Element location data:
....

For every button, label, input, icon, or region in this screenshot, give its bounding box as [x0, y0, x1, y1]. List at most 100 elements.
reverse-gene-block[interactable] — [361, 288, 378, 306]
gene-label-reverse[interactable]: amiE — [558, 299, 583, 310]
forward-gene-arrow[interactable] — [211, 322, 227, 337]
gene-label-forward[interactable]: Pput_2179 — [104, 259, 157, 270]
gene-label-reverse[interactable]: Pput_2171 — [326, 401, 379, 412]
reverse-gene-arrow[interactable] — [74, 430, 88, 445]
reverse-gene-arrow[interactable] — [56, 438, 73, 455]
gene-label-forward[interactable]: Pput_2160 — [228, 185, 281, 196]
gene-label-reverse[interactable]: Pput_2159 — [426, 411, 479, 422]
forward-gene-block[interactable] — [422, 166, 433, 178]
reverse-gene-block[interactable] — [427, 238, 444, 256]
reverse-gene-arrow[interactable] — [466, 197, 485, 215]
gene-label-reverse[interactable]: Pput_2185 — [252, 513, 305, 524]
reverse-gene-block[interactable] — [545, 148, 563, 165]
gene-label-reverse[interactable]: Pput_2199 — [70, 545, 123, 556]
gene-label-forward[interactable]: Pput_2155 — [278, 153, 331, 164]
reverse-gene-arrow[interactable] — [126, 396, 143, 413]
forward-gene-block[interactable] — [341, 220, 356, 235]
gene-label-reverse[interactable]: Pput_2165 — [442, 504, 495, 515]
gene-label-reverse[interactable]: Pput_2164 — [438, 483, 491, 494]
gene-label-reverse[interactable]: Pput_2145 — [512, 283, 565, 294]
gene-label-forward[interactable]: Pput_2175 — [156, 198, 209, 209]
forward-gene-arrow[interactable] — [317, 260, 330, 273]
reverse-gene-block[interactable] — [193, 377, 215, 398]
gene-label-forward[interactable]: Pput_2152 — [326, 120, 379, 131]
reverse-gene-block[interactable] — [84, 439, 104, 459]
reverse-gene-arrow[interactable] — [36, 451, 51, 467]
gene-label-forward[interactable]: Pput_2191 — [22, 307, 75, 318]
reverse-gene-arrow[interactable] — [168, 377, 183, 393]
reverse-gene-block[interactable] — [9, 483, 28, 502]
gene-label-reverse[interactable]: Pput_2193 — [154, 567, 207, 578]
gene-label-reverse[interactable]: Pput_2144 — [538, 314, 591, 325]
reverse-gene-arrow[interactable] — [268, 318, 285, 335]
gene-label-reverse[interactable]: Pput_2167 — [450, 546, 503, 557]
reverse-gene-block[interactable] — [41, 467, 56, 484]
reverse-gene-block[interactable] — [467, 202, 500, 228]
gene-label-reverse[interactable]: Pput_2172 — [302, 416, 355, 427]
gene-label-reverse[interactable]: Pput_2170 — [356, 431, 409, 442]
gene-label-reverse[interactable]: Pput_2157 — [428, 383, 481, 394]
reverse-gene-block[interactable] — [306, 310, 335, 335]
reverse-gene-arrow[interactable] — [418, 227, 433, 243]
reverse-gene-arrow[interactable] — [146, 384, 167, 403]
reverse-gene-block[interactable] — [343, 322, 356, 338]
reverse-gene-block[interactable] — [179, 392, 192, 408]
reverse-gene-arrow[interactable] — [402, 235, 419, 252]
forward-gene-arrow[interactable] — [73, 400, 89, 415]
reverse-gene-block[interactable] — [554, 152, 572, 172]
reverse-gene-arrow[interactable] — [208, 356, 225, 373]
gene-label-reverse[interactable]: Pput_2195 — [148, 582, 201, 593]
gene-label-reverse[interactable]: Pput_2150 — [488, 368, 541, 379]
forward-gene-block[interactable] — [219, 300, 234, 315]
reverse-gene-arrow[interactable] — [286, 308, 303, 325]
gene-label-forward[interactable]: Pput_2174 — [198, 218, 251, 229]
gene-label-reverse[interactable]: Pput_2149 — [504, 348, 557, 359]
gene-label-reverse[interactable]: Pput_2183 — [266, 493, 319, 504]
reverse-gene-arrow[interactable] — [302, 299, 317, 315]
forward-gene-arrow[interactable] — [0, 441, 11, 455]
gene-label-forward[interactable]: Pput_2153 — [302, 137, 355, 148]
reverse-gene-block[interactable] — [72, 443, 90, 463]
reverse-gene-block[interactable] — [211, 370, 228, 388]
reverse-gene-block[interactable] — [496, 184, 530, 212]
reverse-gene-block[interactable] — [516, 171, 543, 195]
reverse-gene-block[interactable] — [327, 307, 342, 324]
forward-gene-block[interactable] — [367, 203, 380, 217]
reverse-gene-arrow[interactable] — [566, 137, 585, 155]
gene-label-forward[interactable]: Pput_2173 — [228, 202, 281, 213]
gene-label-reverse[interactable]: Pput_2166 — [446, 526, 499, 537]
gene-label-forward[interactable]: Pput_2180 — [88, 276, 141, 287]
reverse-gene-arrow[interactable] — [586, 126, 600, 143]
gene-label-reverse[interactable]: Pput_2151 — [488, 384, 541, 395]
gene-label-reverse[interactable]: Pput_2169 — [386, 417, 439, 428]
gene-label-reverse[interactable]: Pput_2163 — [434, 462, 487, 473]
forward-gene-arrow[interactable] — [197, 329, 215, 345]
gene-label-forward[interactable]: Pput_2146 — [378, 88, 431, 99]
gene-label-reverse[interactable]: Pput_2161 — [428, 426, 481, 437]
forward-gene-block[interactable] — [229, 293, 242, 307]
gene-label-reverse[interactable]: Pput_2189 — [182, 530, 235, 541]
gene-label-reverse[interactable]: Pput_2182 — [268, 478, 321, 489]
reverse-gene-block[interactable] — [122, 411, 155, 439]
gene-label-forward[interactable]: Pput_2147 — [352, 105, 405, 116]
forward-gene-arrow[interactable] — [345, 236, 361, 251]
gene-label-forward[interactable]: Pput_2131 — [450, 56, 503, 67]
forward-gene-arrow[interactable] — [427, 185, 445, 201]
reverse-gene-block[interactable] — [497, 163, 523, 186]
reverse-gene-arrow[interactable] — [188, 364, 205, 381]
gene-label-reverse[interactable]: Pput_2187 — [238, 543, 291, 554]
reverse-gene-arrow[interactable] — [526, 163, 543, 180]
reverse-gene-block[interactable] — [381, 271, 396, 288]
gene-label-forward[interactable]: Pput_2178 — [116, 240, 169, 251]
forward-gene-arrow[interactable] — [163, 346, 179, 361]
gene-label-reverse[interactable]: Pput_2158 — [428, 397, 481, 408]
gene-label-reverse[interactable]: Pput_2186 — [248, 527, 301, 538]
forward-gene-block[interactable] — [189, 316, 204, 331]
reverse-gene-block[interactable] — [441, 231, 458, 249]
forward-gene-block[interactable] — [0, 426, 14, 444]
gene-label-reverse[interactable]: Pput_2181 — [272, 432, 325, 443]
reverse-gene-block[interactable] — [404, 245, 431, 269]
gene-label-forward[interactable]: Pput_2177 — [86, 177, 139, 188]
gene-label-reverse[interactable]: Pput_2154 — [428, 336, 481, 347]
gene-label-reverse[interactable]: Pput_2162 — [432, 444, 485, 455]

....

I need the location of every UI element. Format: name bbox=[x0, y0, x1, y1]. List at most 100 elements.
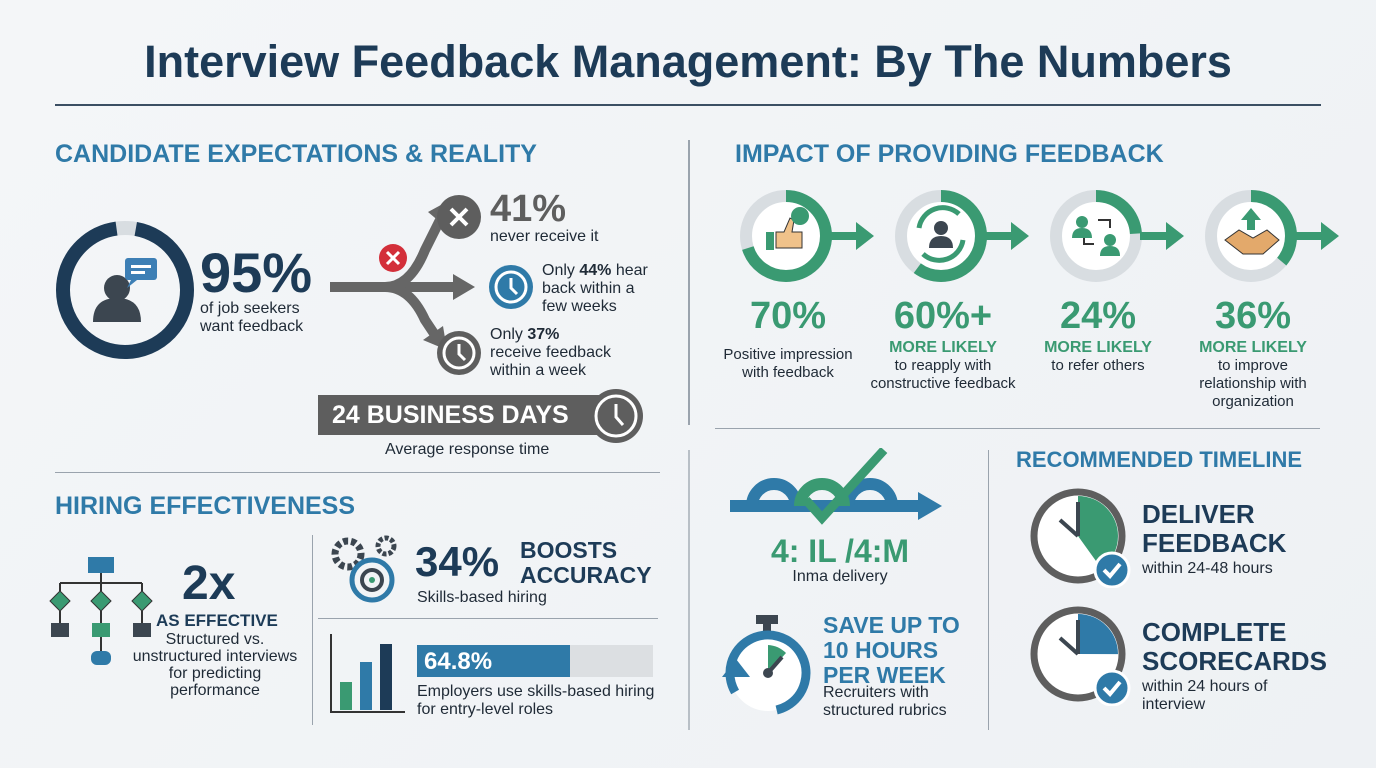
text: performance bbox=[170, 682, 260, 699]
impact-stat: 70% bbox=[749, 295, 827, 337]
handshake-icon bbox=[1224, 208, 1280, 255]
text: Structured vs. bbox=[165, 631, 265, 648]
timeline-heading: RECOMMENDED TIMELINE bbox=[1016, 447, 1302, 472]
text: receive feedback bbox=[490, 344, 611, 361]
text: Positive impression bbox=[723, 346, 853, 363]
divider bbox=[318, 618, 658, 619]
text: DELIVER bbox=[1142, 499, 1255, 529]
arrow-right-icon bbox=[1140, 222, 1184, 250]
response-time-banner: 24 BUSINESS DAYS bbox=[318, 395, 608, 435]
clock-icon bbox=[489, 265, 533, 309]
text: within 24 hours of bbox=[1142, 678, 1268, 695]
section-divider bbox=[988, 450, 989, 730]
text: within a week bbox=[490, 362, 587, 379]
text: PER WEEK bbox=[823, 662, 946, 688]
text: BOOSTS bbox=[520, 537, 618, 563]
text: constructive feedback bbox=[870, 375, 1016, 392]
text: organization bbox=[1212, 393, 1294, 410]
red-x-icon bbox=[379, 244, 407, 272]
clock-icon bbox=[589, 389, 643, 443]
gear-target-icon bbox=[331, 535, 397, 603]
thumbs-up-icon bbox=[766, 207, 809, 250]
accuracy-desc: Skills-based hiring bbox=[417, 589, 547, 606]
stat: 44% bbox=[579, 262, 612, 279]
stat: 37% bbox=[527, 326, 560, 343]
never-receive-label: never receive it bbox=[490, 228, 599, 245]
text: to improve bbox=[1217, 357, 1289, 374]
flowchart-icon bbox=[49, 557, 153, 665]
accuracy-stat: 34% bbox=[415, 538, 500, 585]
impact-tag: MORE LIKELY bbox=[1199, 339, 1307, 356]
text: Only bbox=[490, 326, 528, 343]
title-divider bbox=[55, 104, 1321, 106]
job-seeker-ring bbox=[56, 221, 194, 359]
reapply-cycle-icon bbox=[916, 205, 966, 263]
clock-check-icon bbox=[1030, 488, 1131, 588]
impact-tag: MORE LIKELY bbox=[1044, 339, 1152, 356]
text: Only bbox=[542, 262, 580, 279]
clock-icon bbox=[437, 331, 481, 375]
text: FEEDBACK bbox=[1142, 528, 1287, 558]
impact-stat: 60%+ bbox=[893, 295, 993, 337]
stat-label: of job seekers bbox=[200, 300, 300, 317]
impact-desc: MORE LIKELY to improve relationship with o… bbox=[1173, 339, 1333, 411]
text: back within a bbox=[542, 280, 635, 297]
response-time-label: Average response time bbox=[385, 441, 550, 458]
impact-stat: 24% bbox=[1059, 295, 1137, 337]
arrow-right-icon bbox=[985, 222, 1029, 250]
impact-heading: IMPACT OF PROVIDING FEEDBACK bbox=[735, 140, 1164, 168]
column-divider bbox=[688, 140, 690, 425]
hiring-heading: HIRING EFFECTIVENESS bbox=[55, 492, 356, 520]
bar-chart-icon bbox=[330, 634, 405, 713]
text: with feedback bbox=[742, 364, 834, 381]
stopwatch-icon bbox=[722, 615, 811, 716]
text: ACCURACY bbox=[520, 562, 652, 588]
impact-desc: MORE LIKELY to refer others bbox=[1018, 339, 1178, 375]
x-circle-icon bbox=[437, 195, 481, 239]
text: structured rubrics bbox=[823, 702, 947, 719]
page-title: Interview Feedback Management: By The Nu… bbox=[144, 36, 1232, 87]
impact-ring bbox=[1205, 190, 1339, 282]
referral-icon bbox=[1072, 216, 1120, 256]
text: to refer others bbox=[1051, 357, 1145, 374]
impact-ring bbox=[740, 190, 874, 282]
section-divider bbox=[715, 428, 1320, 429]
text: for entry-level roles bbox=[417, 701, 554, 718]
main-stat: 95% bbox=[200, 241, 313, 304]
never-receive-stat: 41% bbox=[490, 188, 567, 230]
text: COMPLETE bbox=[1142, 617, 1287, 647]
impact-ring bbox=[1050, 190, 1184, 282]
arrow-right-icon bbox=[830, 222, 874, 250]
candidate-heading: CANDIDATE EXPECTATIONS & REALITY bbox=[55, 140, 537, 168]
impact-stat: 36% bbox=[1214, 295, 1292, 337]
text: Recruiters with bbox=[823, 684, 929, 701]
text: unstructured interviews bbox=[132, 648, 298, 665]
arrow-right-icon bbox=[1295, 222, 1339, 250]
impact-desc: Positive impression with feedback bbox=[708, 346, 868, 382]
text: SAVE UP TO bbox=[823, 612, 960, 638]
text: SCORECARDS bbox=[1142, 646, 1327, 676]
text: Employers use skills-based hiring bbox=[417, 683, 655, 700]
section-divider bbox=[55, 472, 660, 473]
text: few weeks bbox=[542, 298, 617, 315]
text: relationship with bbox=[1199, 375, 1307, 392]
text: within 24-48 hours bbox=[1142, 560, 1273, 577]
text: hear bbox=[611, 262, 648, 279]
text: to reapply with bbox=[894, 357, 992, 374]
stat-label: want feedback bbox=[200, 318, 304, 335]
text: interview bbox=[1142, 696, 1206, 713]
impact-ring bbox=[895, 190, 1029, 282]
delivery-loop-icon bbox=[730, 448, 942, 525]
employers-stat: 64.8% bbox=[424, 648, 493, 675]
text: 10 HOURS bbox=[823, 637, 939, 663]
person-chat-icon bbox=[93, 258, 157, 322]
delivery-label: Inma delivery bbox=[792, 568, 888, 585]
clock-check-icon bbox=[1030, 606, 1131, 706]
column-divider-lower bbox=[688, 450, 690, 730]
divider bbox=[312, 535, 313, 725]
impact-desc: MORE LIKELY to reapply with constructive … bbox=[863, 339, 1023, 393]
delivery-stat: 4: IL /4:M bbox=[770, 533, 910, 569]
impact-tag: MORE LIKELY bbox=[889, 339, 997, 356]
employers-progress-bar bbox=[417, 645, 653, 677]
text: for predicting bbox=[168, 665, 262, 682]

....

## Short task
Please extract each line of the material above that contains the word "impression".

## Full answer
text: Positive impression bbox=[723, 346, 853, 363]
impact-desc: Positive impression with feedback bbox=[708, 346, 868, 382]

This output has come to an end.